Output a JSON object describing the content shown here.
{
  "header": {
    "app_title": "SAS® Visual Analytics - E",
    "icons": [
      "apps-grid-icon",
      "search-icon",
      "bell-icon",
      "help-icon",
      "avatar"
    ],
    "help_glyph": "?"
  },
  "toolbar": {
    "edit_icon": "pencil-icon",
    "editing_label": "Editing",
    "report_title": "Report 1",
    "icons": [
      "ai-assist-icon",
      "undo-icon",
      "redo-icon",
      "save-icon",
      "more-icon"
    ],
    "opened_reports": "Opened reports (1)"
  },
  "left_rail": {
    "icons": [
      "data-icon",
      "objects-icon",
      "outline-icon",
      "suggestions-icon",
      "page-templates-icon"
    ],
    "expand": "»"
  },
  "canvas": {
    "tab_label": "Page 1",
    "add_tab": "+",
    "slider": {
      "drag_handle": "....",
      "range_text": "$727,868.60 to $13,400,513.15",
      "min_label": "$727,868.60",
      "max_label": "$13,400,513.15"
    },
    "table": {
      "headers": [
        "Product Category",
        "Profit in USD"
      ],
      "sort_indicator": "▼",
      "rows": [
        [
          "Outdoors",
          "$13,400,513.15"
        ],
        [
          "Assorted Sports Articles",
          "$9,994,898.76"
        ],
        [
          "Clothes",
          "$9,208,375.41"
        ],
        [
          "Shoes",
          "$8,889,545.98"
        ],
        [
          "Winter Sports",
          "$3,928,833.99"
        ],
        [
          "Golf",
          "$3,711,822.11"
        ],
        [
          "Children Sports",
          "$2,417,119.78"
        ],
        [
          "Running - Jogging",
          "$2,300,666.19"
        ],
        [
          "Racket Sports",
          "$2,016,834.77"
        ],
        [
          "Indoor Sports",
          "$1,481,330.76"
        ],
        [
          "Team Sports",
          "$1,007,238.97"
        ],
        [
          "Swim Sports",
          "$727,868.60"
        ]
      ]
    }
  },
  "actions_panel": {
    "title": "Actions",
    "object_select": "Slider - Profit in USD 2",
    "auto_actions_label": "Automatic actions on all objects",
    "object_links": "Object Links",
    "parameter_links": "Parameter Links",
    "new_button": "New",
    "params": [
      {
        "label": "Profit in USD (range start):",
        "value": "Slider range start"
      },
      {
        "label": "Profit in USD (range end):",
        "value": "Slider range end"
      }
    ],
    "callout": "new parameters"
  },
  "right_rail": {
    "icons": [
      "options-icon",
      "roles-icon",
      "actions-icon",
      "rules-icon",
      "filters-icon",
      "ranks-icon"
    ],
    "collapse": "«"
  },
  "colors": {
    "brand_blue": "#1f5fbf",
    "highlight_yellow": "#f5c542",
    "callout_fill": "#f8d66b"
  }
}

The task
Track down every line with the word "start" and copy it.

Right answer
        "label": "Profit in USD (range start):",
        "value": "Slider range start"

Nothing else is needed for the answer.